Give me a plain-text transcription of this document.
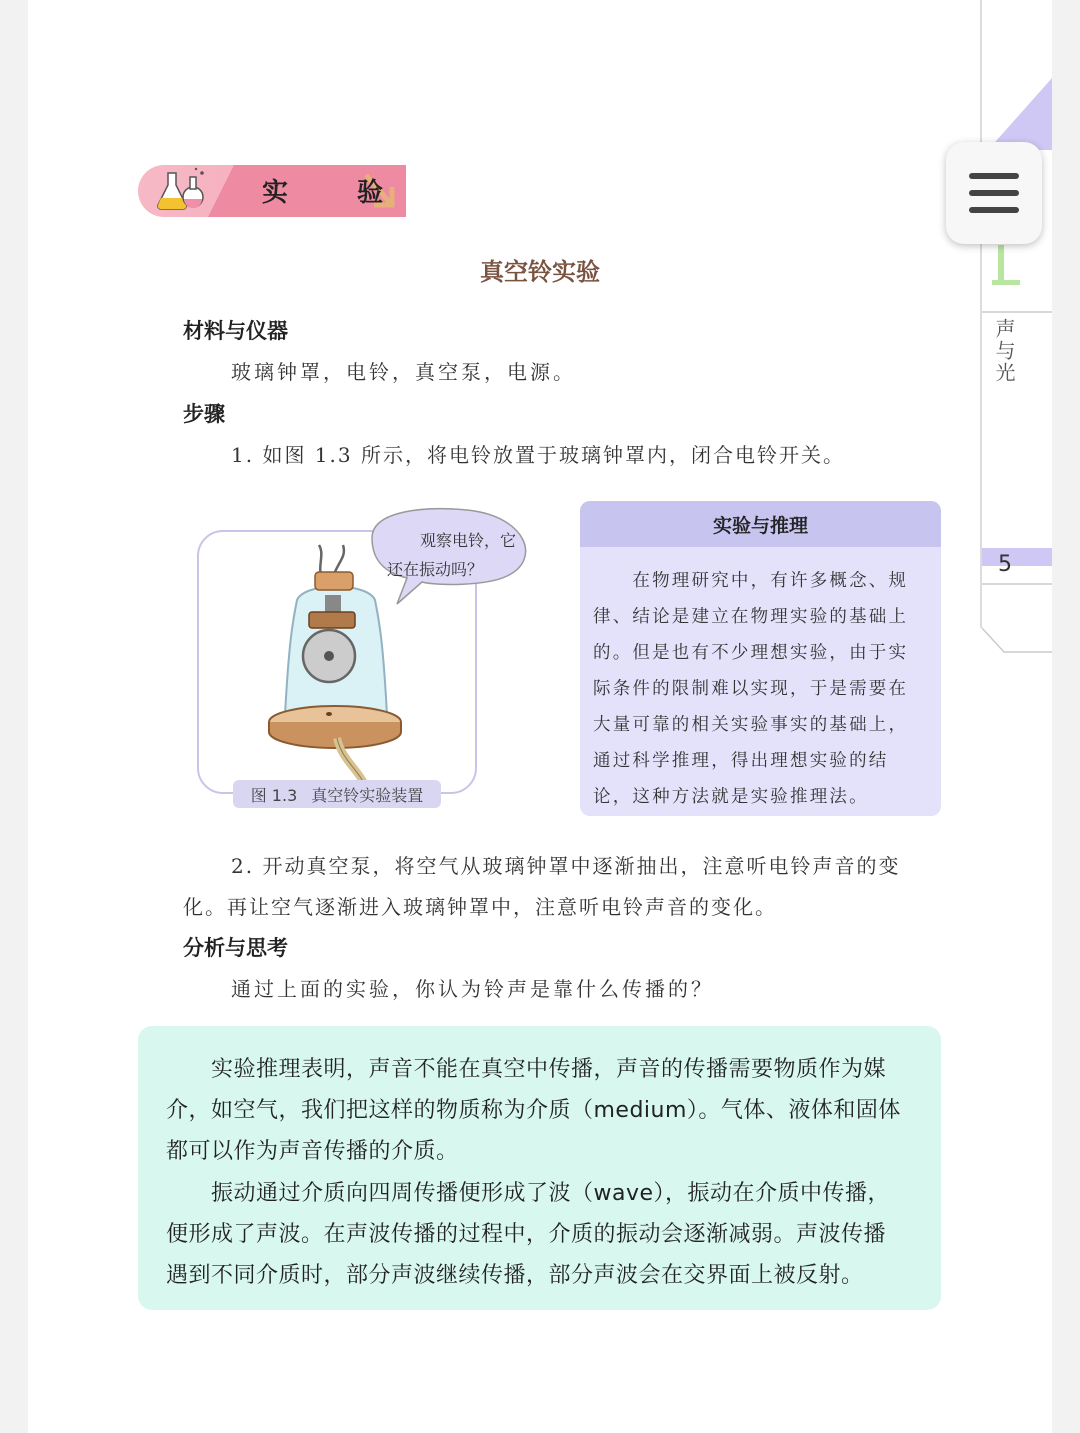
声与光
5
实 验
真空铃实验
材料与仪器
玻璃钟罩，电铃，真空泵，电源。
步骤
1. 如图 1.3 所示，将电铃放置于玻璃钟罩内，闭合电铃开关。
观察电铃，它
还在振动吗？
图 1.3 真空铃实验装置
实验与推理
　　在物理研究中，有许多概念、规
律、结论是建立在物理实验的基础上
的。但是也有不少理想实验，由于实
际条件的限制难以实现，于是需要在
大量可靠的相关实验事实的基础上，
通过科学推理，得出理想实验的结
论，这种方法就是实验推理法。
2. 开动真空泵，将空气从玻璃钟罩中逐渐抽出，注意听电铃声音的变
化。再让空气逐渐进入玻璃钟罩中，注意听电铃声音的变化。
分析与思考
通过上面的实验，你认为铃声是靠什么传播的？
　　实验推理表明，声音不能在真空中传播，声音的传播需要物质作为媒
介，如空气，我们把这样的物质称为介质（medium）。气体、液体和固体
都可以作为声音传播的介质。
　　振动通过介质向四周传播便形成了波（wave），振动在介质中传播，
便形成了声波。在声波传播的过程中，介质的振动会逐渐减弱。声波传播
遇到不同介质时，部分声波继续传播，部分声波会在交界面上被反射。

■ TO DO: Can you retype every record above exactly, leaving out the pictures?

■ OUTPUT OF THE EXERCISE:
Give me a plain-text transcription of this document.
声与光
5
实 验
真空铃实验
材料与仪器
玻璃钟罩，电铃，真空泵，电源。
步骤
1. 如图 1.3 所示，将电铃放置于玻璃钟罩内，闭合电铃开关。
观察电铃，它
还在振动吗？
图 1.3 真空铃实验装置
实验与推理
　　在物理研究中，有许多概念、规
律、结论是建立在物理实验的基础上
的。但是也有不少理想实验，由于实
际条件的限制难以实现，于是需要在
大量可靠的相关实验事实的基础上，
通过科学推理，得出理想实验的结
论，这种方法就是实验推理法。
2. 开动真空泵，将空气从玻璃钟罩中逐渐抽出，注意听电铃声音的变
化。再让空气逐渐进入玻璃钟罩中，注意听电铃声音的变化。
分析与思考
通过上面的实验，你认为铃声是靠什么传播的？
　　实验推理表明，声音不能在真空中传播，声音的传播需要物质作为媒
介，如空气，我们把这样的物质称为介质（medium）。气体、液体和固体
都可以作为声音传播的介质。
　　振动通过介质向四周传播便形成了波（wave），振动在介质中传播，
便形成了声波。在声波传播的过程中，介质的振动会逐渐减弱。声波传播
遇到不同介质时，部分声波继续传播，部分声波会在交界面上被反射。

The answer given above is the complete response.